------ RECORDS FOR THIS TASK

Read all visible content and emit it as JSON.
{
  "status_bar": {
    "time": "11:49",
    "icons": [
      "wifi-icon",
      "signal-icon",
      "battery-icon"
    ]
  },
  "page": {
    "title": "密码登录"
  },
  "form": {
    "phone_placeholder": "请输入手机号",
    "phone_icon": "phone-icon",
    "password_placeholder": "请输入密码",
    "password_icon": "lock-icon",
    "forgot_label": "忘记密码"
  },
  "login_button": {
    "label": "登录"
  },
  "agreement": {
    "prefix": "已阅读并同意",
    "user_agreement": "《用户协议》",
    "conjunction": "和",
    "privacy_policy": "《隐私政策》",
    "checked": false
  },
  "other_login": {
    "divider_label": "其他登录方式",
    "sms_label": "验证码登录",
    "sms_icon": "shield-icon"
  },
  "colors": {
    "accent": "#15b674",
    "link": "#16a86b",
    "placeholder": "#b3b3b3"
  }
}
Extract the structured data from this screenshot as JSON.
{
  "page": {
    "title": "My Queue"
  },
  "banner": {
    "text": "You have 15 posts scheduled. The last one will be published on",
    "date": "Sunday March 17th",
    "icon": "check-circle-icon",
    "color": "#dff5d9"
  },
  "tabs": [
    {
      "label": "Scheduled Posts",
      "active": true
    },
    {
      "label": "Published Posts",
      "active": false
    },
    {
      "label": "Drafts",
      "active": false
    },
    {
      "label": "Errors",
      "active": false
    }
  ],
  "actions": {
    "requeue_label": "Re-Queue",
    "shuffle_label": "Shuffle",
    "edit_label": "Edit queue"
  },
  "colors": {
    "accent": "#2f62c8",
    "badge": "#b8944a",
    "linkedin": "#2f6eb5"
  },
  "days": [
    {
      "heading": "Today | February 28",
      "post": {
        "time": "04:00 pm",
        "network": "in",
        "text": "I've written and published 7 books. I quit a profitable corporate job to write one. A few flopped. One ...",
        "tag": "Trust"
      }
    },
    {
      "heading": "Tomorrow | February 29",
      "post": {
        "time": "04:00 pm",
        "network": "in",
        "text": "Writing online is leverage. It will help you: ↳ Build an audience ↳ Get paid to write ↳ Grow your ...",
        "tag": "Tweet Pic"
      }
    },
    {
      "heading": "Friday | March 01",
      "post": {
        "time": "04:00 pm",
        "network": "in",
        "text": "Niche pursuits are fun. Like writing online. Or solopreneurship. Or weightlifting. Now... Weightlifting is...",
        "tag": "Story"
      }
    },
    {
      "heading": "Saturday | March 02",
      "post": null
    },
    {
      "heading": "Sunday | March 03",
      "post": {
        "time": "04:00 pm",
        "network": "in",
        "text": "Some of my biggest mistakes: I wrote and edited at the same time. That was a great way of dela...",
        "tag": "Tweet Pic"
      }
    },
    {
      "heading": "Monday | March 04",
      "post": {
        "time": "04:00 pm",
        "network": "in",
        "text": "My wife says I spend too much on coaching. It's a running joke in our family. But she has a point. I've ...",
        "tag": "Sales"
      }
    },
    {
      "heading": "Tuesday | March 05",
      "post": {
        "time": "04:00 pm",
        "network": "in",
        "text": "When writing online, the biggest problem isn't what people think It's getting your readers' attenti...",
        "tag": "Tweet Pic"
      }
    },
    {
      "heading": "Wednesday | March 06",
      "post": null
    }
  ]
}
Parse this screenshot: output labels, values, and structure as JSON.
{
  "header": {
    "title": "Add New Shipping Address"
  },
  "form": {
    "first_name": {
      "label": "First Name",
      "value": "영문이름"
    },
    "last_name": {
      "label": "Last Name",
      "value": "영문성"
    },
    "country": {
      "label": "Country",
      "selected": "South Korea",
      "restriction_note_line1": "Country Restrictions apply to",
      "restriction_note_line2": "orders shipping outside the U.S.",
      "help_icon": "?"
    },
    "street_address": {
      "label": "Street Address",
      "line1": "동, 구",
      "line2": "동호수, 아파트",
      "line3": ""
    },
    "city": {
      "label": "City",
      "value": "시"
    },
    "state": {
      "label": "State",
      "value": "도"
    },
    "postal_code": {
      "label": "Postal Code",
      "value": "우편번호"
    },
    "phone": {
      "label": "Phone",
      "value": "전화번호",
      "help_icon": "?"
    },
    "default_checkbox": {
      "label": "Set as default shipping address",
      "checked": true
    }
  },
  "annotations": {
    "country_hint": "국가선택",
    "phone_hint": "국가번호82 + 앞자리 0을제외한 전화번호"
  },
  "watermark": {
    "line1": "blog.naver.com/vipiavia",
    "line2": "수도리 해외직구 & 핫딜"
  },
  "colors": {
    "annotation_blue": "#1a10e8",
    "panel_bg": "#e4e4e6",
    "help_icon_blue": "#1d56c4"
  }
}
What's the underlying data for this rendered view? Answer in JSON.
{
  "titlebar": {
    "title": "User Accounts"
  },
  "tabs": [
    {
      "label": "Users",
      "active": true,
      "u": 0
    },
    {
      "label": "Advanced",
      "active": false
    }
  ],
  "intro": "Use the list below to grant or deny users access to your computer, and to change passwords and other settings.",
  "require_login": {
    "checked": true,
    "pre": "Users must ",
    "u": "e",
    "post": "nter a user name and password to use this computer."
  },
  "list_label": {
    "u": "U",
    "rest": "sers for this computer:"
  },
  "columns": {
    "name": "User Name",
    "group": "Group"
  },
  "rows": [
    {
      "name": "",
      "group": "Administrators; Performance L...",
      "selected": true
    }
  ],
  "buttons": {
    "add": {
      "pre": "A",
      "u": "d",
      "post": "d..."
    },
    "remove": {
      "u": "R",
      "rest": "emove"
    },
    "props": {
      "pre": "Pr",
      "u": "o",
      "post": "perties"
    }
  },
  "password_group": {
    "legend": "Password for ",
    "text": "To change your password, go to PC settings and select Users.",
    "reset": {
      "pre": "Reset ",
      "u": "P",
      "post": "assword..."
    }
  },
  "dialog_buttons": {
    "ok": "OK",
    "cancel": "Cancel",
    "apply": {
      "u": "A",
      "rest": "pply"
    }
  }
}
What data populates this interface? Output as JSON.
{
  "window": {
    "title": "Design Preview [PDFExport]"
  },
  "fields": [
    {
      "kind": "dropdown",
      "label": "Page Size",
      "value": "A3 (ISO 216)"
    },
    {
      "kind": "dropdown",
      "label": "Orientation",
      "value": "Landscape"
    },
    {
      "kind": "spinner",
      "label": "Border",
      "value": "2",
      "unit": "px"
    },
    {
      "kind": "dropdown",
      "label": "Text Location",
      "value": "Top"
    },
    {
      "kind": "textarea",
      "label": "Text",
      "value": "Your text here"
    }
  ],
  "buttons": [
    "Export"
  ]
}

------------

SHORT EXERCISE: Every line of the data above should be reproduced word for word.

FINISHED ANSWER:
Read all visible content and emit it as JSON.
{
  "status_bar": {
    "time": "11:49",
    "icons": [
      "wifi-icon",
      "signal-icon",
      "battery-icon"
    ]
  },
  "page": {
    "title": "密码登录"
  },
  "form": {
    "phone_placeholder": "请输入手机号",
    "phone_icon": "phone-icon",
    "password_placeholder": "请输入密码",
    "password_icon": "lock-icon",
    "forgot_label": "忘记密码"
  },
  "login_button": {
    "label": "登录"
  },
  "agreement": {
    "prefix": "已阅读并同意",
    "user_agreement": "《用户协议》",
    "conjunction": "和",
    "privacy_policy": "《隐私政策》",
    "checked": false
  },
  "other_login": {
    "divider_label": "其他登录方式",
    "sms_label": "验证码登录",
    "sms_icon": "shield-icon"
  },
  "colors": {
    "accent": "#15b674",
    "link": "#16a86b",
    "placeholder": "#b3b3b3"
  }
}
Extract the structured data from this screenshot as JSON.
{
  "page": {
    "title": "My Queue"
  },
  "banner": {
    "text": "You have 15 posts scheduled. The last one will be published on",
    "date": "Sunday March 17th",
    "icon": "check-circle-icon",
    "color": "#dff5d9"
  },
  "tabs": [
    {
      "label": "Scheduled Posts",
      "active": true
    },
    {
      "label": "Published Posts",
      "active": false
    },
    {
      "label": "Drafts",
      "active": false
    },
    {
      "label": "Errors",
      "active": false
    }
  ],
  "actions": {
    "requeue_label": "Re-Queue",
    "shuffle_label": "Shuffle",
    "edit_label": "Edit queue"
  },
  "colors": {
    "accent": "#2f62c8",
    "badge": "#b8944a",
    "linkedin": "#2f6eb5"
  },
  "days": [
    {
      "heading": "Today | February 28",
      "post": {
        "time": "04:00 pm",
        "network": "in",
        "text": "I've written and published 7 books. I quit a profitable corporate job to write one. A few flopped. One ...",
        "tag": "Trust"
      }
    },
    {
      "heading": "Tomorrow | February 29",
      "post": {
        "time": "04:00 pm",
        "network": "in",
        "text": "Writing online is leverage. It will help you: ↳ Build an audience ↳ Get paid to write ↳ Grow your ...",
        "tag": "Tweet Pic"
      }
    },
    {
      "heading": "Friday | March 01",
      "post": {
        "time": "04:00 pm",
        "network": "in",
        "text": "Niche pursuits are fun. Like writing online. Or solopreneurship. Or weightlifting. Now... Weightlifting is...",
        "tag": "Story"
      }
    },
    {
      "heading": "Saturday | March 02",
      "post": null
    },
    {
      "heading": "Sunday | March 03",
      "post": {
        "time": "04:00 pm",
        "network": "in",
        "text": "Some of my biggest mistakes: I wrote and edited at the same time. That was a great way of dela...",
        "tag": "Tweet Pic"
      }
    },
    {
      "heading": "Monday | March 04",
      "post": {
        "time": "04:00 pm",
        "network": "in",
        "text": "My wife says I spend too much on coaching. It's a running joke in our family. But she has a point. I've ...",
        "tag": "Sales"
      }
    },
    {
      "heading": "Tuesday | March 05",
      "post": {
        "time": "04:00 pm",
        "network": "in",
        "text": "When writing online, the biggest problem isn't what people think It's getting your readers' attenti...",
        "tag": "Tweet Pic"
      }
    },
    {
      "heading": "Wednesday | March 06",
      "post": null
    }
  ]
}
Parse this screenshot: output labels, values, and structure as JSON.
{
  "header": {
    "title": "Add New Shipping Address"
  },
  "form": {
    "first_name": {
      "label": "First Name",
      "value": "영문이름"
    },
    "last_name": {
      "label": "Last Name",
      "value": "영문성"
    },
    "country": {
      "label": "Country",
      "selected": "South Korea",
      "restriction_note_line1": "Country Restrictions apply to",
      "restriction_note_line2": "orders shipping outside the U.S.",
      "help_icon": "?"
    },
    "street_address": {
      "label": "Street Address",
      "line1": "동, 구",
      "line2": "동호수, 아파트",
      "line3": ""
    },
    "city": {
      "label": "City",
      "value": "시"
    },
    "state": {
      "label": "State",
      "value": "도"
    },
    "postal_code": {
      "label": "Postal Code",
      "value": "우편번호"
    },
    "phone": {
      "label": "Phone",
      "value": "전화번호",
      "help_icon": "?"
    },
    "default_checkbox": {
      "label": "Set as default shipping address",
      "checked": true
    }
  },
  "annotations": {
    "country_hint": "국가선택",
    "phone_hint": "국가번호82 + 앞자리 0을제외한 전화번호"
  },
  "watermark": {
    "line1": "blog.naver.com/vipiavia",
    "line2": "수도리 해외직구 & 핫딜"
  },
  "colors": {
    "annotation_blue": "#1a10e8",
    "panel_bg": "#e4e4e6",
    "help_icon_blue": "#1d56c4"
  }
}
What's the underlying data for this rendered view? Answer in JSON.
{
  "titlebar": {
    "title": "User Accounts"
  },
  "tabs": [
    {
      "label": "Users",
      "active": true,
      "u": 0
    },
    {
      "label": "Advanced",
      "active": false
    }
  ],
  "intro": "Use the list below to grant or deny users access to your computer, and to change passwords and other settings.",
  "require_login": {
    "checked": true,
    "pre": "Users must ",
    "u": "e",
    "post": "nter a user name and password to use this computer."
  },
  "list_label": {
    "u": "U",
    "rest": "sers for this computer:"
  },
  "columns": {
    "name": "User Name",
    "group": "Group"
  },
  "rows": [
    {
      "name": "",
      "group": "Administrators; Performance L...",
      "selected": true
    }
  ],
  "buttons": {
    "add": {
      "pre": "A",
      "u": "d",
      "post": "d..."
    },
    "remove": {
      "u": "R",
      "rest": "emove"
    },
    "props": {
      "pre": "Pr",
      "u": "o",
      "post": "perties"
    }
  },
  "password_group": {
    "legend": "Password for ",
    "text": "To change your password, go to PC settings and select Users.",
    "reset": {
      "pre": "Reset ",
      "u": "P",
      "post": "assword..."
    }
  },
  "dialog_buttons": {
    "ok": "OK",
    "cancel": "Cancel",
    "apply": {
      "u": "A",
      "rest": "pply"
    }
  }
}
What data populates this interface? Output as JSON.
{
  "window": {
    "title": "Design Preview [PDFExport]"
  },
  "fields": [
    {
      "kind": "dropdown",
      "label": "Page Size",
      "value": "A3 (ISO 216)"
    },
    {
      "kind": "dropdown",
      "label": "Orientation",
      "value": "Landscape"
    },
    {
      "kind": "spinner",
      "label": "Border",
      "value": "2",
      "unit": "px"
    },
    {
      "kind": "dropdown",
      "label": "Text Location",
      "value": "Top"
    },
    {
      "kind": "textarea",
      "label": "Text",
      "value": "Your text here"
    }
  ],
  "buttons": [
    "Export"
  ]
}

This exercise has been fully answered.